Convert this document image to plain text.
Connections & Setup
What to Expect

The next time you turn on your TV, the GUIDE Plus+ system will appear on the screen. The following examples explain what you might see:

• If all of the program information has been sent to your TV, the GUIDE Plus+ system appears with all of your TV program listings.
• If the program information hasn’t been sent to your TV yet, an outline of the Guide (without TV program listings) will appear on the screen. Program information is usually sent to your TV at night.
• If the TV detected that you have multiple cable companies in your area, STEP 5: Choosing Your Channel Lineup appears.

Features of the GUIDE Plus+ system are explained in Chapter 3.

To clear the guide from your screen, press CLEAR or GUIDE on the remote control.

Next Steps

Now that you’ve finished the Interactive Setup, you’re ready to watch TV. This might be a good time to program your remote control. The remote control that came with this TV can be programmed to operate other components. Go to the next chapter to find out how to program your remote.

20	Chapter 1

....

• [TASK PROMPT]: Transcribe all of the entries without altering anything.

• [WORKED ANSWER]:
Convert this document image to plain text.
Connections & Setup
What to Expect

The next time you turn on your TV, the GUIDE Plus+ system will appear on the screen. The following examples explain what you might see:

• If all of the program information has been sent to your TV, the GUIDE Plus+ system appears with all of your TV program listings.
• If the program information hasn’t been sent to your TV yet, an outline of the Guide (without TV program listings) will appear on the screen. Program information is usually sent to your TV at night.
• If the TV detected that you have multiple cable companies in your area, STEP 5: Choosing Your Channel Lineup appears.

Features of the GUIDE Plus+ system are explained in Chapter 3.

To clear the guide from your screen, press CLEAR or GUIDE on the remote control.

Next Steps

Now that you’ve finished the Interactive Setup, you’re ready to watch TV. This might be a good time to program your remote control. The remote control that came with this TV can be programmed to operate other components. Go to the next chapter to find out how to program your remote.

20	Chapter 1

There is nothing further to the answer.